EXERCISE DESCRIPTION
Locate each line holding the string "image" and copy it.

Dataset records
[Start]
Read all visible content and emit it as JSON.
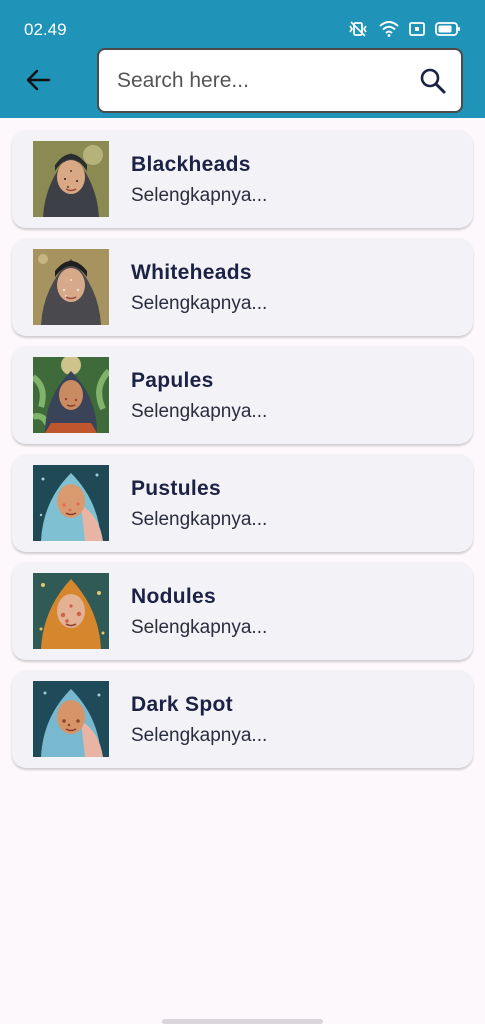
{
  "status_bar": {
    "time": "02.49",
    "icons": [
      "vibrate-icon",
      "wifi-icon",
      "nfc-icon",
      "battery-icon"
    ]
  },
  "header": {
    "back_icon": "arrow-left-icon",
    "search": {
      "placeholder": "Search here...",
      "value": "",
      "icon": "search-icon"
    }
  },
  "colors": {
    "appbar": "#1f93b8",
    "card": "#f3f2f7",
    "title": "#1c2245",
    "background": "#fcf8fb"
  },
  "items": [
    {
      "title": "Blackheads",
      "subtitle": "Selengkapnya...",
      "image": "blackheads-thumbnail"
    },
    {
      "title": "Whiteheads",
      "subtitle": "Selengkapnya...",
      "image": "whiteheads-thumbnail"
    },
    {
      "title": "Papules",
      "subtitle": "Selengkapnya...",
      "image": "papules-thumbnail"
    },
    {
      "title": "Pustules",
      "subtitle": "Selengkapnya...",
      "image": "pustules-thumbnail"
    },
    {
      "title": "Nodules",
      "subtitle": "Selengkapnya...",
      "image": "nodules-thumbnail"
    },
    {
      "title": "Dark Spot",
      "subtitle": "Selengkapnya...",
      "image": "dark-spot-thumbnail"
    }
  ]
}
[End]
[Start]
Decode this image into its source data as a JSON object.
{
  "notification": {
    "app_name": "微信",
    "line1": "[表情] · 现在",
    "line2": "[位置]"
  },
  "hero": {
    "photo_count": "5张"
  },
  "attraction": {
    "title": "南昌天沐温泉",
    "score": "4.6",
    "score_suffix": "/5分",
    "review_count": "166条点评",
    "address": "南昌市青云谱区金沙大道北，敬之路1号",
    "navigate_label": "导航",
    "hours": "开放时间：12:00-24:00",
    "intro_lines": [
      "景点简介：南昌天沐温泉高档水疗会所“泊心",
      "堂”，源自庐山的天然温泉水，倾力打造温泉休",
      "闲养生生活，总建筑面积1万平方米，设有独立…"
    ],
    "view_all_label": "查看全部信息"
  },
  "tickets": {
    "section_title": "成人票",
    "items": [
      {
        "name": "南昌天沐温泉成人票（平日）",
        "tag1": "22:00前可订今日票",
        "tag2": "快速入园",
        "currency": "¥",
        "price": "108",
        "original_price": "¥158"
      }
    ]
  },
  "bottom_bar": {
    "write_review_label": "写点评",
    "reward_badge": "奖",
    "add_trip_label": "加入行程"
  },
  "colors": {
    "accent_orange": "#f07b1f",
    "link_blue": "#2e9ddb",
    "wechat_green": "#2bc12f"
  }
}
[End]
SOLVED EXERCISE
      "image": "blackheads-thumbnail"
      "image": "whiteheads-thumbnail"
      "image": "papules-thumbnail"
      "image": "pustules-thumbnail"
      "image": "nodules-thumbnail"
      "image": "dark-spot-thumbnail"
Decode this image into its source data as a JSON object.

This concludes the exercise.